TASK DETAILS:
What follows is a set of entries. Give them again exactly, without the pictures.

^^^^^^^^

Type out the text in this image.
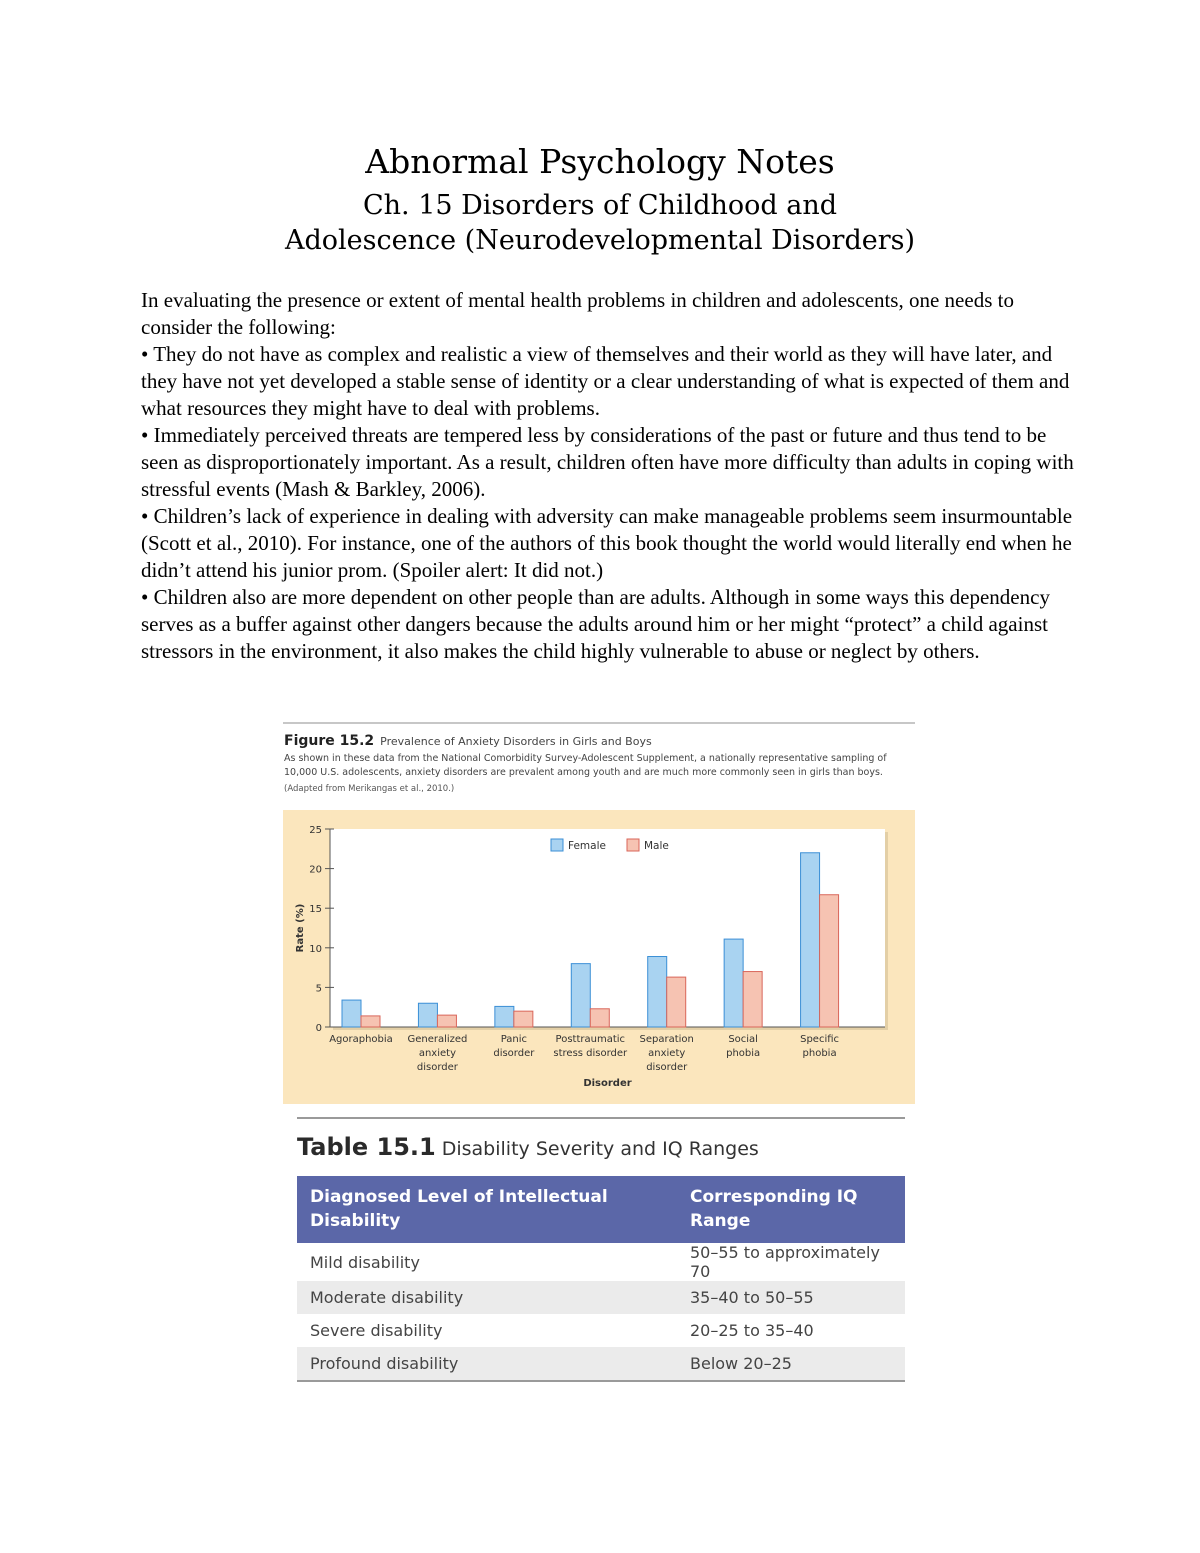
Abnormal Psychology Notes
Ch. 15 Disorders of Childhood and
Adolescence (Neurodevelopmental Disorders)

In evaluating the presence or extent of mental health problems in children and adolescents, one needs to consider the following:

• They do not have as complex and realistic a view of themselves and their world as they will have later, and they have not yet developed a stable sense of identity or a clear understanding of what is expected of them and what resources they might have to deal with problems.

• Immediately perceived threats are tempered less by considerations of the past or future and thus tend to be seen as disproportionately important. As a result, children often have more difficulty than adults in coping with stressful events (Mash & Barkley, 2006).

• Children’s lack of experience in dealing with adversity can make manageable problems seem insurmountable (Scott et al., 2010). For instance, one of the authors of this book thought the world would literally end when he didn’t attend his junior prom. (Spoiler alert: It did not.)

• Children also are more dependent on other people than are adults. Although in some ways this dependency serves as a buffer against other dangers because the adults around him or her might “protect” a child against stressors in the environment, it also makes the child highly vulnerable to abuse or neglect by others.

Figure 15.2 Prevalence of Anxiety Disorders in Girls and Boys
As shown in these data from the National Comorbidity Survey-Adolescent Supplement, a nationally representative sampling of 10,000 U.S. adolescents, anxiety disorders are prevalent among youth and are much more commonly seen in girls than boys.
(Adapted from Merikangas et al., 2010.)
0
5
10
15
20
25
Rate (%)
Agoraphobia Generalized
anxiety
disorder
Panic
disorder
Posttraumatic
stress disorder
Separation
anxiety
disorder
Social
phobia
Specific
phobia
Disorder
Female	Male
Table 15.1 Disability Severity and IQ Ranges
Diagnosed Level of Intellectual Disability	Corresponding IQ Range
Mild disability	50–55 to approximately 70
Moderate disability	35–40 to 50–55
Severe disability	20–25 to 35–40
Profound disability	Below 20–25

^^^^^^^^

SOLUTION TO THE EXERCISE:
Type out the text in this image.
Abnormal Psychology Notes
Ch. 15 Disorders of Childhood and
Adolescence (Neurodevelopmental Disorders)

In evaluating the presence or extent of mental health problems in children and adolescents, one needs to consider the following:

• They do not have as complex and realistic a view of themselves and their world as they will have later, and they have not yet developed a stable sense of identity or a clear understanding of what is expected of them and what resources they might have to deal with problems.

• Immediately perceived threats are tempered less by considerations of the past or future and thus tend to be seen as disproportionately important. As a result, children often have more difficulty than adults in coping with stressful events (Mash & Barkley, 2006).

• Children’s lack of experience in dealing with adversity can make manageable problems seem insurmountable (Scott et al., 2010). For instance, one of the authors of this book thought the world would literally end when he didn’t attend his junior prom. (Spoiler alert: It did not.)

• Children also are more dependent on other people than are adults. Although in some ways this dependency serves as a buffer against other dangers because the adults around him or her might “protect” a child against stressors in the environment, it also makes the child highly vulnerable to abuse or neglect by others.

Figure 15.2 Prevalence of Anxiety Disorders in Girls and Boys
As shown in these data from the National Comorbidity Survey-Adolescent Supplement, a nationally representative sampling of 10,000 U.S. adolescents, anxiety disorders are prevalent among youth and are much more commonly seen in girls than boys.
(Adapted from Merikangas et al., 2010.)
0
5
10
15
20
25
Rate (%)
Agoraphobia Generalized
anxiety
disorder
Panic
disorder
Posttraumatic
stress disorder
Separation
anxiety
disorder
Social
phobia
Specific
phobia
Disorder
Female	Male
Table 15.1 Disability Severity and IQ Ranges
Diagnosed Level of Intellectual Disability	Corresponding IQ Range
Mild disability	50–55 to approximately 70
Moderate disability	35–40 to 50–55
Severe disability	20–25 to 35–40
Profound disability	Below 20–25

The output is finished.